== Set task ==
Please swap "wind_kmh" for "wind_speed" in everything from the line containing "y-tick-label-humidity_pct: 80 —" down to the line containing "page-title: Montag, 06.11.2023" in the records below. Return only those lines, otherwise unchanged.

(Stored dataset items)

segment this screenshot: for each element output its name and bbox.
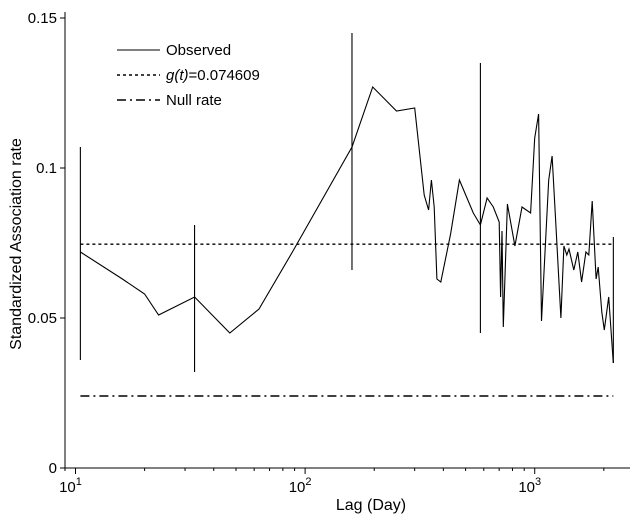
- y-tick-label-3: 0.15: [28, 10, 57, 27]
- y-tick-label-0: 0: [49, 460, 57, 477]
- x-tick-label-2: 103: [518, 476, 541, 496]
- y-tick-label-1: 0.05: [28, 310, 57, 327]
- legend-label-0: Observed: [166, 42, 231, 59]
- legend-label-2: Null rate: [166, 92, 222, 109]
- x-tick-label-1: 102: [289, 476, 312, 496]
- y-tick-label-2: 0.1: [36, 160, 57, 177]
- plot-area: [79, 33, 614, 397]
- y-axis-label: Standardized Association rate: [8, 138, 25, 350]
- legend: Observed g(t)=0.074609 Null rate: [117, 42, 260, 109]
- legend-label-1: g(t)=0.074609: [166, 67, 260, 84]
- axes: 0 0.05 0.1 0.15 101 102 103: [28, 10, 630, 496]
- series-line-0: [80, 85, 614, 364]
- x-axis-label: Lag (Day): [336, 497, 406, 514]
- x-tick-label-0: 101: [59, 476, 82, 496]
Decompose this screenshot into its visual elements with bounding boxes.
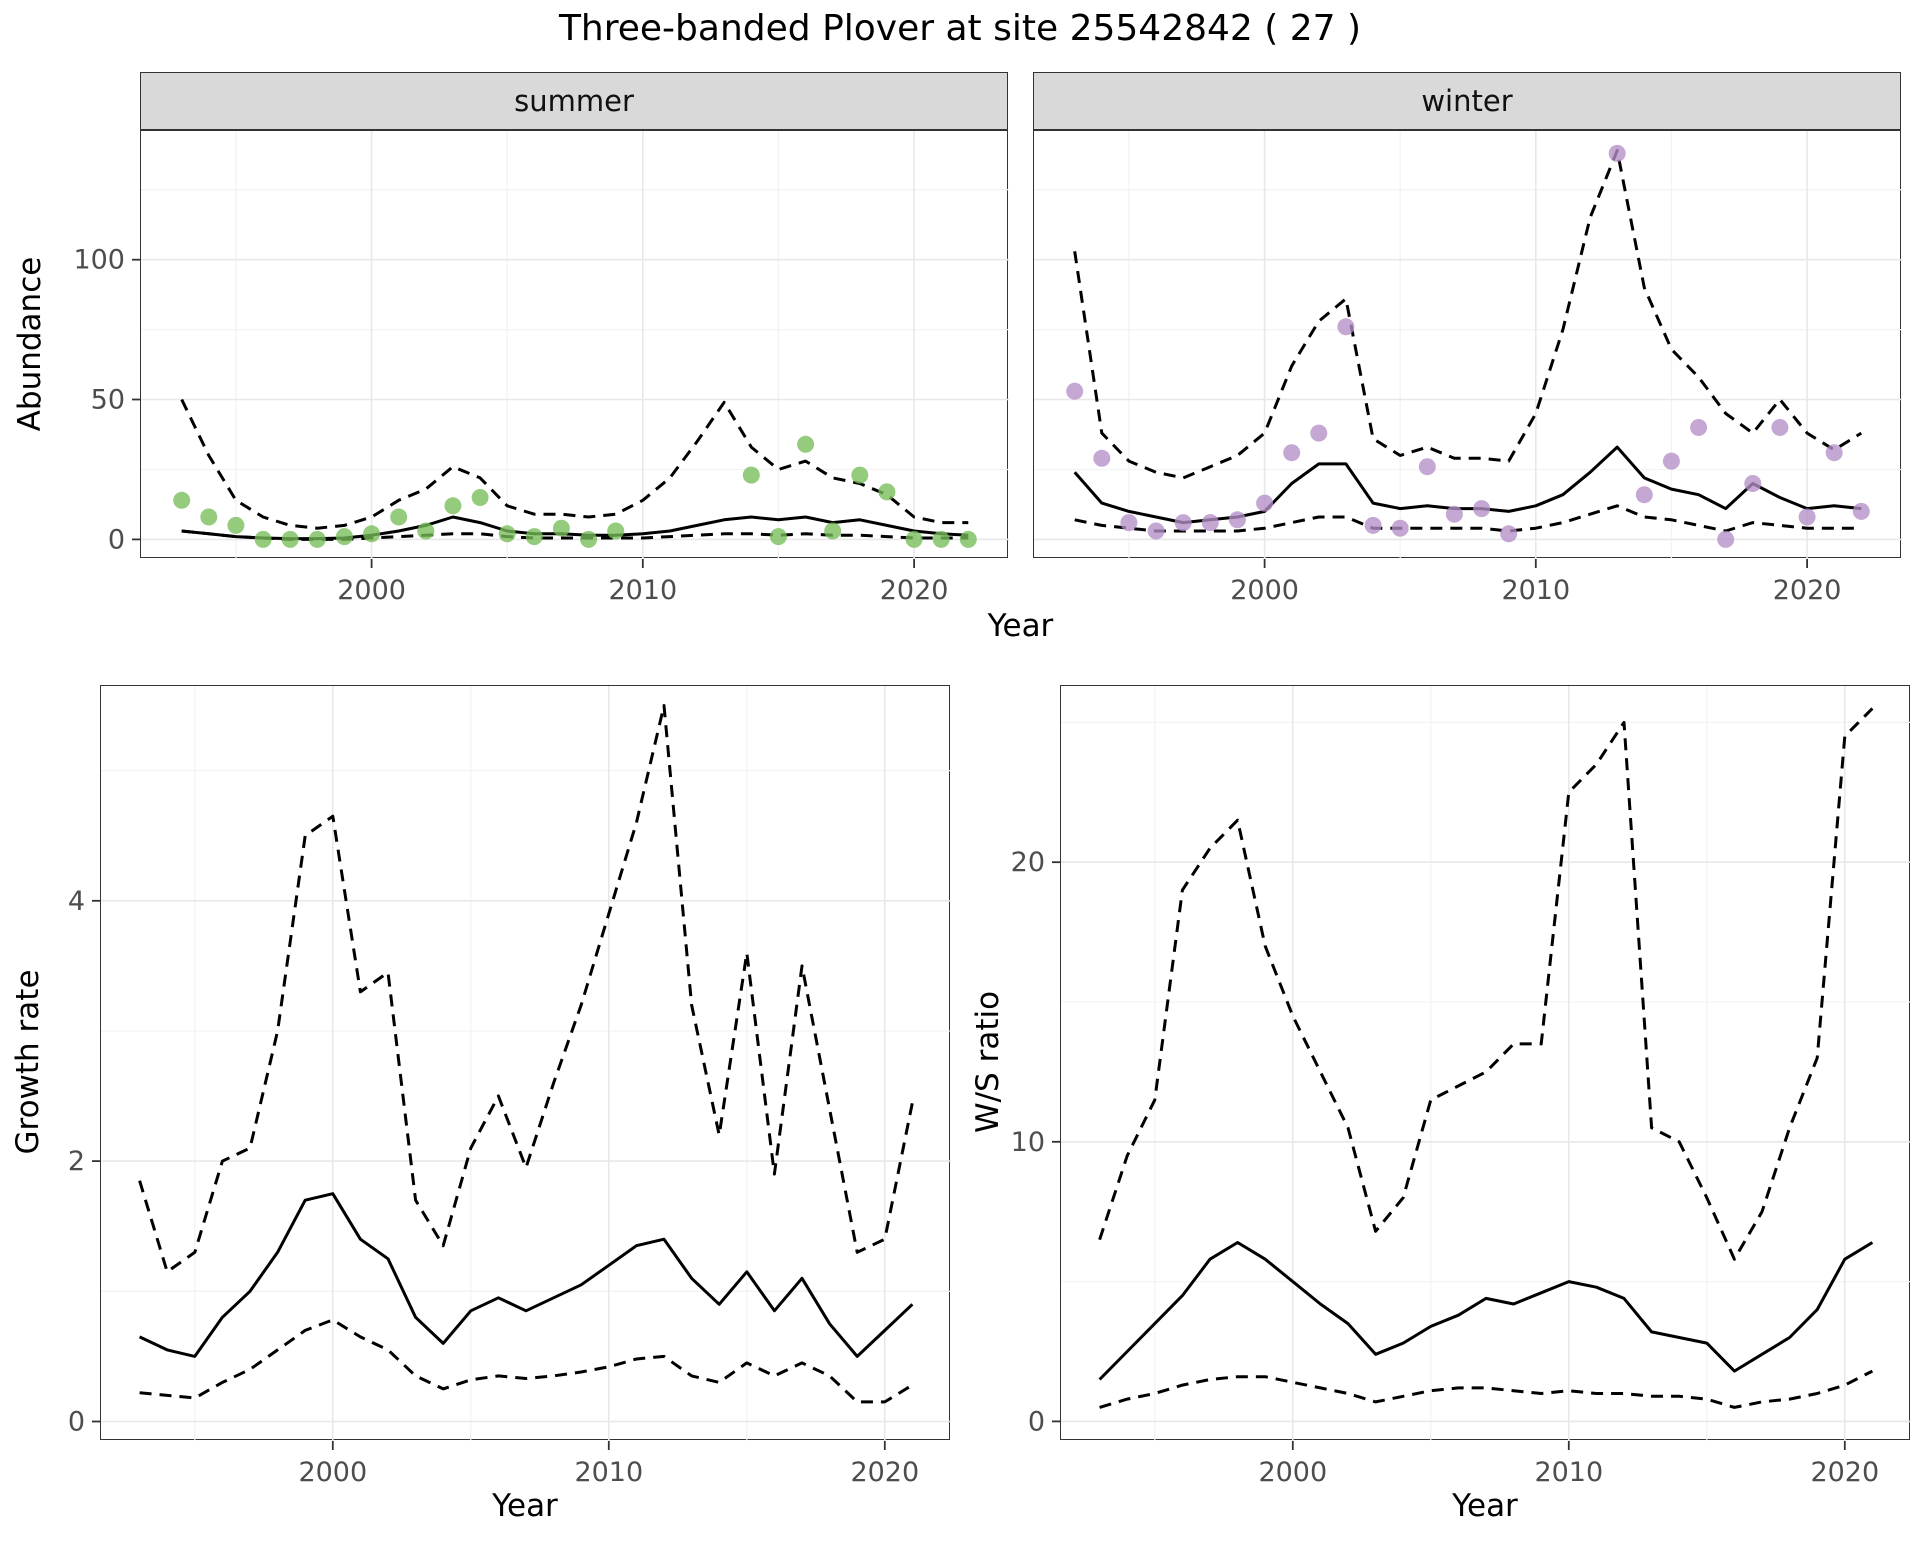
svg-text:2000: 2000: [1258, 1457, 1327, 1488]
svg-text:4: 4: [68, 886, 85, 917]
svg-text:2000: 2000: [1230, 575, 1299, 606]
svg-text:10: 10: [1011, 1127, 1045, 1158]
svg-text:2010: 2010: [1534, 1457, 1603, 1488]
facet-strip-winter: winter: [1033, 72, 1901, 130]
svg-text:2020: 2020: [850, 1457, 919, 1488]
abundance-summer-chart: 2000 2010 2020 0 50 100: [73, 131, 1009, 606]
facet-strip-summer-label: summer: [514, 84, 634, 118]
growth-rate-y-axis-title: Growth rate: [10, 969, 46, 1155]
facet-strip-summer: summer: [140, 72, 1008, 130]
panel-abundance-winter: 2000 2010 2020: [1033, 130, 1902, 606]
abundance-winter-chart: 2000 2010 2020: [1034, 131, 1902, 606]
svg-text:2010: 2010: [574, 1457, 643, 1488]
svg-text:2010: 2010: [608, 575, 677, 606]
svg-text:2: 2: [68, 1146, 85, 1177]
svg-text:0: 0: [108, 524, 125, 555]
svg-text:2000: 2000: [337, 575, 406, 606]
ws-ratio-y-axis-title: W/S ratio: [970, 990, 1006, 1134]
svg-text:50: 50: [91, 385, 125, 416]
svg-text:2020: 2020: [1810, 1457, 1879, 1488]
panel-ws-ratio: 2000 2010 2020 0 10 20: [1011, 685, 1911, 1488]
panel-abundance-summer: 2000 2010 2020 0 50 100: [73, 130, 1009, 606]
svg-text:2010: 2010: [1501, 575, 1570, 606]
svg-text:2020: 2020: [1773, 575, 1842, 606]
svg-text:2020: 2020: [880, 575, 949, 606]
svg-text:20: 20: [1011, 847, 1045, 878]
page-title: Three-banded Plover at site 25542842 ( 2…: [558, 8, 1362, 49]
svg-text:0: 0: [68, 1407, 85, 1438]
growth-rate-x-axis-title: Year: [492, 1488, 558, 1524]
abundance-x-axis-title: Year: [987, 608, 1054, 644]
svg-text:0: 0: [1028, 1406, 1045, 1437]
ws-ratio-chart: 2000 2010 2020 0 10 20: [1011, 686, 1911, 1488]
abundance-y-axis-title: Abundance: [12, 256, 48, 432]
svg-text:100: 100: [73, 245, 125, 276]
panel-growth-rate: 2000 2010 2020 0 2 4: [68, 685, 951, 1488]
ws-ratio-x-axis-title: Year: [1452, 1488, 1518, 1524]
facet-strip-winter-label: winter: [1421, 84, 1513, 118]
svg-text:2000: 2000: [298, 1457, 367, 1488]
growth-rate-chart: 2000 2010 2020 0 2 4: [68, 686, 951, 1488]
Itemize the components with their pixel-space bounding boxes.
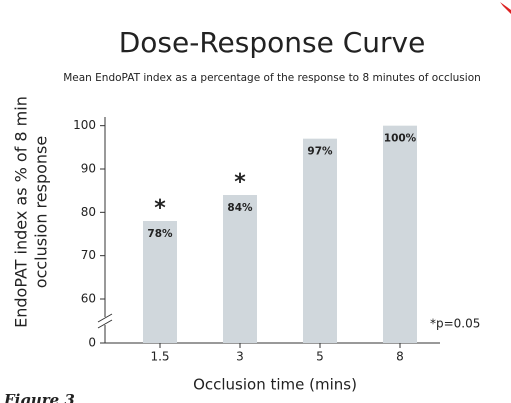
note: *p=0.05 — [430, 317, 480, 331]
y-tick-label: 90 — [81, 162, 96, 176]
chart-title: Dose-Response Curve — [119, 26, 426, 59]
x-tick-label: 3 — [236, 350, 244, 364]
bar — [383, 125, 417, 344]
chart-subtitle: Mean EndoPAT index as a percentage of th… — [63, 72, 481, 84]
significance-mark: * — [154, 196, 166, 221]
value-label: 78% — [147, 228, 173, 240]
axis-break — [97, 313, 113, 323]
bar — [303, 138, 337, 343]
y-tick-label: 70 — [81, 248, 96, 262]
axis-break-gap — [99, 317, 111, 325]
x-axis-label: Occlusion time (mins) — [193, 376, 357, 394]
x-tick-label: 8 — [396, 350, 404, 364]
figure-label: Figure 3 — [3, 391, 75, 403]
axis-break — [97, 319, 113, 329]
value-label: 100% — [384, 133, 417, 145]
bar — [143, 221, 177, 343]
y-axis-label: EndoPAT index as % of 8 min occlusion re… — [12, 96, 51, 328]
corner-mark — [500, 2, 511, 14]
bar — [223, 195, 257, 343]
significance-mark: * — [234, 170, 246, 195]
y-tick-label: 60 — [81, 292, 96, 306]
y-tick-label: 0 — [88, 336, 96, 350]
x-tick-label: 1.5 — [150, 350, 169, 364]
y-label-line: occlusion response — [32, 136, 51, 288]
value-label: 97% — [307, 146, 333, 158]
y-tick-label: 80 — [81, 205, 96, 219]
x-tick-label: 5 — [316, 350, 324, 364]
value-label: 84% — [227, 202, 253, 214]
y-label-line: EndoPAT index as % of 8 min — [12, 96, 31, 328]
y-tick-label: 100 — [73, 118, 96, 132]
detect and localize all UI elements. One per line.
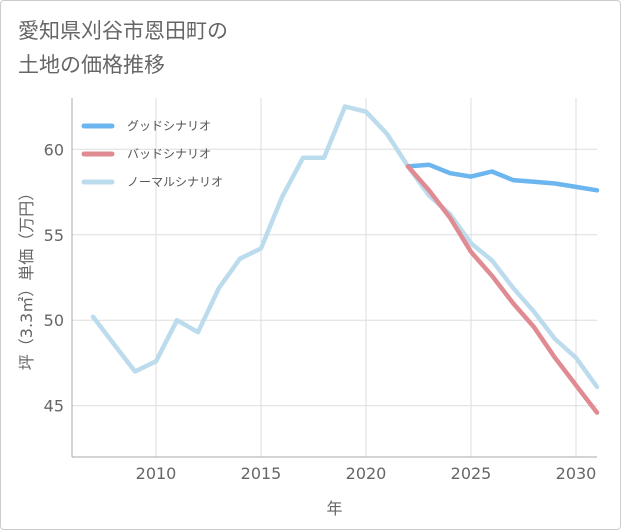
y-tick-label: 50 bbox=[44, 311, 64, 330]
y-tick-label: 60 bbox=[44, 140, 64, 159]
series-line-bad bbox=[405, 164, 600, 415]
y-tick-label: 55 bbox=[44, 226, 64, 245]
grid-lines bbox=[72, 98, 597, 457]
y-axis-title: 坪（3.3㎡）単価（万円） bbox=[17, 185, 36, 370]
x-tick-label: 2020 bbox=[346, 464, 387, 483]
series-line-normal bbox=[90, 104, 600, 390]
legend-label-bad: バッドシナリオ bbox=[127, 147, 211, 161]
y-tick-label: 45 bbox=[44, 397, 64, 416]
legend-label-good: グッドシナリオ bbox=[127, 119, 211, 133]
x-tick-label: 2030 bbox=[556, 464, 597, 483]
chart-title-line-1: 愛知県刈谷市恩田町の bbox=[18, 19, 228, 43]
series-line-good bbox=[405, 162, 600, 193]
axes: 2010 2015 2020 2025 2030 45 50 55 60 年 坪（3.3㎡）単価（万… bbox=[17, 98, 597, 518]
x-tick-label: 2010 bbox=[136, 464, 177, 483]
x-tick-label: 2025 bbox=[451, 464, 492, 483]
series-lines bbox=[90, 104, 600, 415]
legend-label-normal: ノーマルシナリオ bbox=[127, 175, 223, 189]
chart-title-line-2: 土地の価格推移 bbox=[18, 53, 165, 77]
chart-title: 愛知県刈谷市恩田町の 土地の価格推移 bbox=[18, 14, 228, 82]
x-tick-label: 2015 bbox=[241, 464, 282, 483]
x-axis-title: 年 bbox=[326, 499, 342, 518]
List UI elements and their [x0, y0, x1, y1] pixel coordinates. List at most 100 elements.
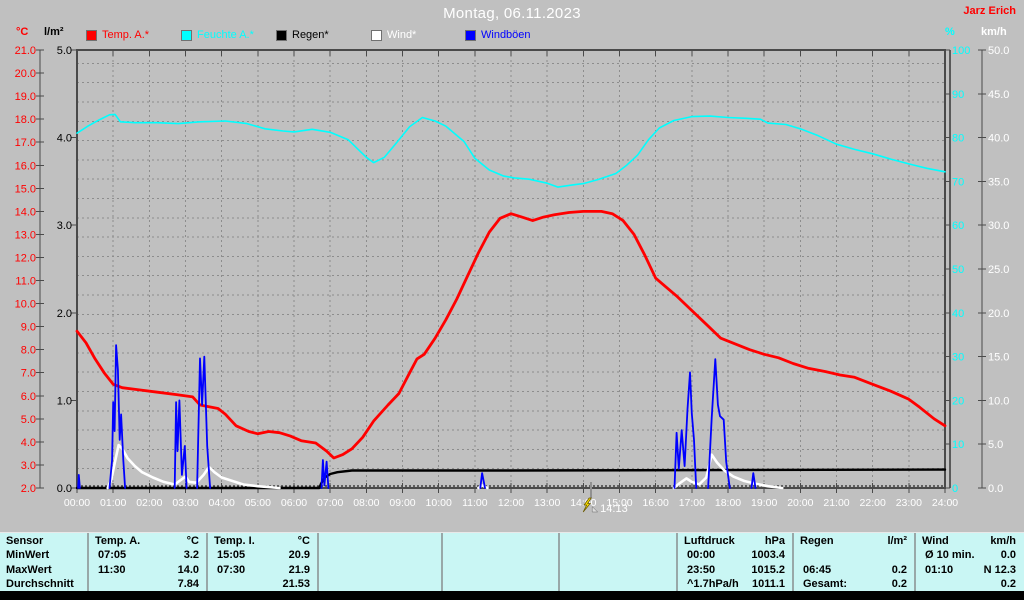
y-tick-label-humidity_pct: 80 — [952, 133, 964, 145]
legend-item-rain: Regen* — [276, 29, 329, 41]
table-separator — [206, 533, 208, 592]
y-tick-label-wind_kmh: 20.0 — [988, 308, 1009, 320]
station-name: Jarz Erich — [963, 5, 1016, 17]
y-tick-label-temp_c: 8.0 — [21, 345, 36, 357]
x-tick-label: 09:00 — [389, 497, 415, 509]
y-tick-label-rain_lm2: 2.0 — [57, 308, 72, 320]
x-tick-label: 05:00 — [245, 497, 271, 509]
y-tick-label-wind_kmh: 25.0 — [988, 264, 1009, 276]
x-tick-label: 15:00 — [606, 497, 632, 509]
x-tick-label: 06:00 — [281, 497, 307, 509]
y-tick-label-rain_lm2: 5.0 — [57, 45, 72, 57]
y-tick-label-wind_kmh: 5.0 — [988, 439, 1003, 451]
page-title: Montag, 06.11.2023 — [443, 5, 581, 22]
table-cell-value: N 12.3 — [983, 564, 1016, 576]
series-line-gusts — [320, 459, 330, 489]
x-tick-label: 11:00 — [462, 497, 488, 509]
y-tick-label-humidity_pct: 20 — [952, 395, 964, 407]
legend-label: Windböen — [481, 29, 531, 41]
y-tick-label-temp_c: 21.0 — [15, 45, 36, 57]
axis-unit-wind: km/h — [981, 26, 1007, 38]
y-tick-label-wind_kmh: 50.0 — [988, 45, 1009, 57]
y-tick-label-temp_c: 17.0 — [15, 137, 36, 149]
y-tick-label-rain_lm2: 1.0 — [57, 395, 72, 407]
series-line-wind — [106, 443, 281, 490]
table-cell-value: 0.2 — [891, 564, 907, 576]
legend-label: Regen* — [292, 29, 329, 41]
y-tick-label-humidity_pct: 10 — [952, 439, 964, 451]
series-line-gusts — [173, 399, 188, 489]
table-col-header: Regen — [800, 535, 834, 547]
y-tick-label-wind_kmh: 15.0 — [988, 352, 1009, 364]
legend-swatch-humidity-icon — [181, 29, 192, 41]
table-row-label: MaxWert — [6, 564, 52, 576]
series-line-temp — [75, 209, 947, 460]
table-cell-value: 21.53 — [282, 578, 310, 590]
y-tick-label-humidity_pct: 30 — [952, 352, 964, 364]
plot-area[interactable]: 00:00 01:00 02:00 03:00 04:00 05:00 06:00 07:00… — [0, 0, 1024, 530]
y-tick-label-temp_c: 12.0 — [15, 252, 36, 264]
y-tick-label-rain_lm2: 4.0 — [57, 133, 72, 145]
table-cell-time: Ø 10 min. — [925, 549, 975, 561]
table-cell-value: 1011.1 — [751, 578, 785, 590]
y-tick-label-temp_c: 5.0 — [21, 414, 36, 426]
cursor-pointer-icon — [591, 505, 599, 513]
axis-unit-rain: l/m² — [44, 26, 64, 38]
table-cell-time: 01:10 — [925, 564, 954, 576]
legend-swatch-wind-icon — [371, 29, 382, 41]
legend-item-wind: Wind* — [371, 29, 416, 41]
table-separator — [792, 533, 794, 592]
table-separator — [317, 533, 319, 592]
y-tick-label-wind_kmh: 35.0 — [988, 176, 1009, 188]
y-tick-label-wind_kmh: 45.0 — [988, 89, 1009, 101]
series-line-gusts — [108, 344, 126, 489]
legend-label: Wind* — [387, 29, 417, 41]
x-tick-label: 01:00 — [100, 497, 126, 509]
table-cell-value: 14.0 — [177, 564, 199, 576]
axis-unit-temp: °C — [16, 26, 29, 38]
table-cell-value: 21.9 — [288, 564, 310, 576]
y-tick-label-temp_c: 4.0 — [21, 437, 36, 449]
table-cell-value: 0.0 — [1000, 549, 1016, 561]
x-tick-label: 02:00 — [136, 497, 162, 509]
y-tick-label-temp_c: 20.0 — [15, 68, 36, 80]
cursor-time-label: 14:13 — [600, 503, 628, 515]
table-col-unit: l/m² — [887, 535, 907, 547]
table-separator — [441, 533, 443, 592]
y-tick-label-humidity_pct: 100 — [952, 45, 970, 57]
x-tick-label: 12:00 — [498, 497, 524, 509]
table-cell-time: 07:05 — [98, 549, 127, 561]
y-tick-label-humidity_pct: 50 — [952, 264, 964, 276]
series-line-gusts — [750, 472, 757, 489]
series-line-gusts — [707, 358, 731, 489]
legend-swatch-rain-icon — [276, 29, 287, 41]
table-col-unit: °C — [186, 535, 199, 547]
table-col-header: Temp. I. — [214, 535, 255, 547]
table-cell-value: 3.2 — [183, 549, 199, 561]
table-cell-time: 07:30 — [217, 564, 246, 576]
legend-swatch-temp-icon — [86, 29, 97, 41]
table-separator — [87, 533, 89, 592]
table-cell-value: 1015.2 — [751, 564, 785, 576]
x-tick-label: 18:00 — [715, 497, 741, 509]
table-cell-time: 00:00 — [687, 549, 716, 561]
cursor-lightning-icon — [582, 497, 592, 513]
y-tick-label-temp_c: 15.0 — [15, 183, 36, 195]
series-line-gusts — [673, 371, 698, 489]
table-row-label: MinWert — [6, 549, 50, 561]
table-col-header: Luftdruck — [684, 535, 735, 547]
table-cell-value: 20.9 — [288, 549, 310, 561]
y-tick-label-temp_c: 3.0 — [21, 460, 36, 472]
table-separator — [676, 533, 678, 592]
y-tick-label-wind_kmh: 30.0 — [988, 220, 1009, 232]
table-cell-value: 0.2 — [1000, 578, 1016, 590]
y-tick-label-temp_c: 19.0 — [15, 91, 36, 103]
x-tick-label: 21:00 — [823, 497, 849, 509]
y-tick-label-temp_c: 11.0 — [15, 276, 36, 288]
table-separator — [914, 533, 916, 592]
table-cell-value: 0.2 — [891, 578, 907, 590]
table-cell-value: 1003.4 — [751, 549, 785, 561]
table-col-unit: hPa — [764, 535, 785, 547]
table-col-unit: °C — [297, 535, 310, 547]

== Answer for the task ==
y-tick-label-humidity_pct: 80 — [952, 133, 964, 145]
legend-item-rain: Regen* — [276, 29, 329, 41]
table-separator — [206, 533, 208, 592]
y-tick-label-wind_speed: 20.0 — [988, 308, 1009, 320]
station-name: Jarz Erich — [963, 5, 1016, 17]
y-tick-label-temp_c: 8.0 — [21, 345, 36, 357]
x-tick-label: 09:00 — [389, 497, 415, 509]
y-tick-label-rain_lm2: 2.0 — [57, 308, 72, 320]
x-tick-label: 05:00 — [245, 497, 271, 509]
y-tick-label-wind_speed: 25.0 — [988, 264, 1009, 276]
x-tick-label: 15:00 — [606, 497, 632, 509]
x-tick-label: 06:00 — [281, 497, 307, 509]
y-tick-label-rain_lm2: 5.0 — [57, 45, 72, 57]
y-tick-label-wind_speed: 5.0 — [988, 439, 1003, 451]
page-title: Montag, 06.11.2023 — [443, 5, 581, 22]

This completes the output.